#### TASK:
List each line of the data in which the string "JSON" appears.

═════ SUPPLIED DATA ═════

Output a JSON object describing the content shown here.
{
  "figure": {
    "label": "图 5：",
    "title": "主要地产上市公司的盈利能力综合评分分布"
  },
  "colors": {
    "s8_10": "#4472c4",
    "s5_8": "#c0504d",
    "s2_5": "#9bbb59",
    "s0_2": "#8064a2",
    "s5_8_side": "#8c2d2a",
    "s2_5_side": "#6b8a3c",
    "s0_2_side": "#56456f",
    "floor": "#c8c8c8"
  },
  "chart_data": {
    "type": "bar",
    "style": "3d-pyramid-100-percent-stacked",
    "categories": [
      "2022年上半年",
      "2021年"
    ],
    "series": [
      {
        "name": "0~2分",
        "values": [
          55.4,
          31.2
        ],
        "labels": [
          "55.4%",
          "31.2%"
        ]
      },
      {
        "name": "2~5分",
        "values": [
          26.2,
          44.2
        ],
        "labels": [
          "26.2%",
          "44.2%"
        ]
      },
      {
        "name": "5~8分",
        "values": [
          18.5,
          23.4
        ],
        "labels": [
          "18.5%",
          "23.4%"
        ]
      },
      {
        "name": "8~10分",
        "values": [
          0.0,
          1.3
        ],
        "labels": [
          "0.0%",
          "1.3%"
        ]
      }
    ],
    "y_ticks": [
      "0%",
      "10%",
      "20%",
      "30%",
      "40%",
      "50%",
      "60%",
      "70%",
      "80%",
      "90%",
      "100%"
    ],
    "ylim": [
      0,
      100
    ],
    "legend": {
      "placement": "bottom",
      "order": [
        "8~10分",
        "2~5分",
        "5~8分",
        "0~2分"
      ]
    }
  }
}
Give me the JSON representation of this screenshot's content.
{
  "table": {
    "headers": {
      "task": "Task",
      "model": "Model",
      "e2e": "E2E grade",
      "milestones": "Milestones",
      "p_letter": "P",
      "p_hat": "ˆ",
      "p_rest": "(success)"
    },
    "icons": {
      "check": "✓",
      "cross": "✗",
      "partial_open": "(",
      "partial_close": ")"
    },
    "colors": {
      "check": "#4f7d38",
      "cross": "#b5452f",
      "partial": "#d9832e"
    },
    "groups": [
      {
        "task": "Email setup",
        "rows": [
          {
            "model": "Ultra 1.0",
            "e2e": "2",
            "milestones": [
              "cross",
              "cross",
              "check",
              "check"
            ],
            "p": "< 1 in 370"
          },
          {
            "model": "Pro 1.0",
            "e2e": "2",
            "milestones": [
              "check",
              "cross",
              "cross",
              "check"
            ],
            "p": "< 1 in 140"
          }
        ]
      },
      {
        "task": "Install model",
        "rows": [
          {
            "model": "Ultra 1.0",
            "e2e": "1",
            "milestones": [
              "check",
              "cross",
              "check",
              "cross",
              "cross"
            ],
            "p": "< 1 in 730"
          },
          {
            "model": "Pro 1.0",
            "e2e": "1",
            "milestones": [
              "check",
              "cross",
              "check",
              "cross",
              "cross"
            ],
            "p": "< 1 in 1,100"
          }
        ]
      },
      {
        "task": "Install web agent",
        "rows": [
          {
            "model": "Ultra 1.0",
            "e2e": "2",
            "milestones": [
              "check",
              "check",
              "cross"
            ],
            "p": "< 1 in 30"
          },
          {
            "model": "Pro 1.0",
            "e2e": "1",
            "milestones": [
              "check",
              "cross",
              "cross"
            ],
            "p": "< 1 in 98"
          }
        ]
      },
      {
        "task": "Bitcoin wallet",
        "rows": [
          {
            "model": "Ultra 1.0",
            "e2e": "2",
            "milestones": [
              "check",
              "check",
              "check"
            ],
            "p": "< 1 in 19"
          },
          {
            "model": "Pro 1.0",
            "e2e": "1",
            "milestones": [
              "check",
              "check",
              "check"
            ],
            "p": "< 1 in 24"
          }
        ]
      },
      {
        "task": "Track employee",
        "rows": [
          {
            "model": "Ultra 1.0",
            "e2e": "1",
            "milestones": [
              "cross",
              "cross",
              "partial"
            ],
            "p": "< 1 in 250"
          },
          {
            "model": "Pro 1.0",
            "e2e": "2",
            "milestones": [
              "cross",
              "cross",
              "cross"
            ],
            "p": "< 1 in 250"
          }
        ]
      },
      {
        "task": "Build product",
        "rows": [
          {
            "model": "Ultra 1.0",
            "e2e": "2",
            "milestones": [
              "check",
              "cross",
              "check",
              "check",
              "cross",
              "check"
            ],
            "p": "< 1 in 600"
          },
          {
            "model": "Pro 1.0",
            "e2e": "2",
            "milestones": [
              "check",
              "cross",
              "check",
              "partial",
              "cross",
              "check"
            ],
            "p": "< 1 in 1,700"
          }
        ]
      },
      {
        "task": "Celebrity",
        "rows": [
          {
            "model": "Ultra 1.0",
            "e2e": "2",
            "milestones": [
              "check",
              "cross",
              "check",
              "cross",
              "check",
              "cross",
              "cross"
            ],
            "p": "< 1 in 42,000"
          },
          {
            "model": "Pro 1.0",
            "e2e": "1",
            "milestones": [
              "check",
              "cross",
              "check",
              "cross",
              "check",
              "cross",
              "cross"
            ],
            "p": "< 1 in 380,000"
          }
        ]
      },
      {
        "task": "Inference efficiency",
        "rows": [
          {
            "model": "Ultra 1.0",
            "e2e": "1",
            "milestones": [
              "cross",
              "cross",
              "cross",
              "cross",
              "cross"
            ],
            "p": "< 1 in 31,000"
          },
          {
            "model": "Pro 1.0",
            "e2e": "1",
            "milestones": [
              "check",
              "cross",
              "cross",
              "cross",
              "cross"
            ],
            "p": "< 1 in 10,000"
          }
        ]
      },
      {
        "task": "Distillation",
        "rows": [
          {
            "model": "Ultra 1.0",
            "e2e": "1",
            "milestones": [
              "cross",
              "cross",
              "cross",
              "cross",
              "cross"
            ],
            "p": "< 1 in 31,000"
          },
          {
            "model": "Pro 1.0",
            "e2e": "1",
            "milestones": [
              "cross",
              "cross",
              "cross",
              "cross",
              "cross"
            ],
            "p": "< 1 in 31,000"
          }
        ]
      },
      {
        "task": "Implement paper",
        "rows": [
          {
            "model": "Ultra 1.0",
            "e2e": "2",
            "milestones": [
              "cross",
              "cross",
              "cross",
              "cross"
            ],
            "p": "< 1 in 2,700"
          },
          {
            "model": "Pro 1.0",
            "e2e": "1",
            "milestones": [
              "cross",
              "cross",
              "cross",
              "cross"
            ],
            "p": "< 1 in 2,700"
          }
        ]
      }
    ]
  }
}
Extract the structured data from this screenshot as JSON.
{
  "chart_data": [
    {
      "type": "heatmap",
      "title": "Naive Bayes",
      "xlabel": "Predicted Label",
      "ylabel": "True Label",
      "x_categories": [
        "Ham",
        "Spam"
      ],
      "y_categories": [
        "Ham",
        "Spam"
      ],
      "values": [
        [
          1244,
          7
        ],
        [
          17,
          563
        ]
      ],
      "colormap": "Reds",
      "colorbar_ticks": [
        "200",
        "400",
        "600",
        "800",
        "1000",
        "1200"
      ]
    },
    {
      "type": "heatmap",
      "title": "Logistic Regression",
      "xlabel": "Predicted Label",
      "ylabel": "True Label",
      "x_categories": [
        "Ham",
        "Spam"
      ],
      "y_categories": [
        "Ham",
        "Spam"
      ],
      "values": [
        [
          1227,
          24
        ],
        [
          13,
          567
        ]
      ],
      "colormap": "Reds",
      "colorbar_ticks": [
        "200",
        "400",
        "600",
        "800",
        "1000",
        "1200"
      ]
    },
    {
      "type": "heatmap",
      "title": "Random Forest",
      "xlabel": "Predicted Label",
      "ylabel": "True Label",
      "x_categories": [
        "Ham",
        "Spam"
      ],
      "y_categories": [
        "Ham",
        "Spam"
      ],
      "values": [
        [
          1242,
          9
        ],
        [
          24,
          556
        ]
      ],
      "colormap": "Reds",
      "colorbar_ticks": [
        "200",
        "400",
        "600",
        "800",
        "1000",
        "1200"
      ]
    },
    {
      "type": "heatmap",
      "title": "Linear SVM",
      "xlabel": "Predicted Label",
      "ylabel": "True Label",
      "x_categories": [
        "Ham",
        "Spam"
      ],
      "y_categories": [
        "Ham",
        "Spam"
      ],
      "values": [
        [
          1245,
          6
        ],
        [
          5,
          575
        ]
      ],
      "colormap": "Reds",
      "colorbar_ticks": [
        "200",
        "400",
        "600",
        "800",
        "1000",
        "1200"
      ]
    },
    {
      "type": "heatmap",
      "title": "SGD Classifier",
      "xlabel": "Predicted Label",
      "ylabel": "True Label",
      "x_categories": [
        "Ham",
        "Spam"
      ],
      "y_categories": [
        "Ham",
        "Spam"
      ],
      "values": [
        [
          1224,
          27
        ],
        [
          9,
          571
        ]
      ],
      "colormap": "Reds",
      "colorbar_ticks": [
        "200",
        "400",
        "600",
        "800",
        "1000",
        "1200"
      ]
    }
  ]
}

═════

#### EXPECTED OUTPUT:
Output a JSON object describing the content shown here.
Give me the JSON representation of this screenshot's content.
Extract the structured data from this screenshot as JSON.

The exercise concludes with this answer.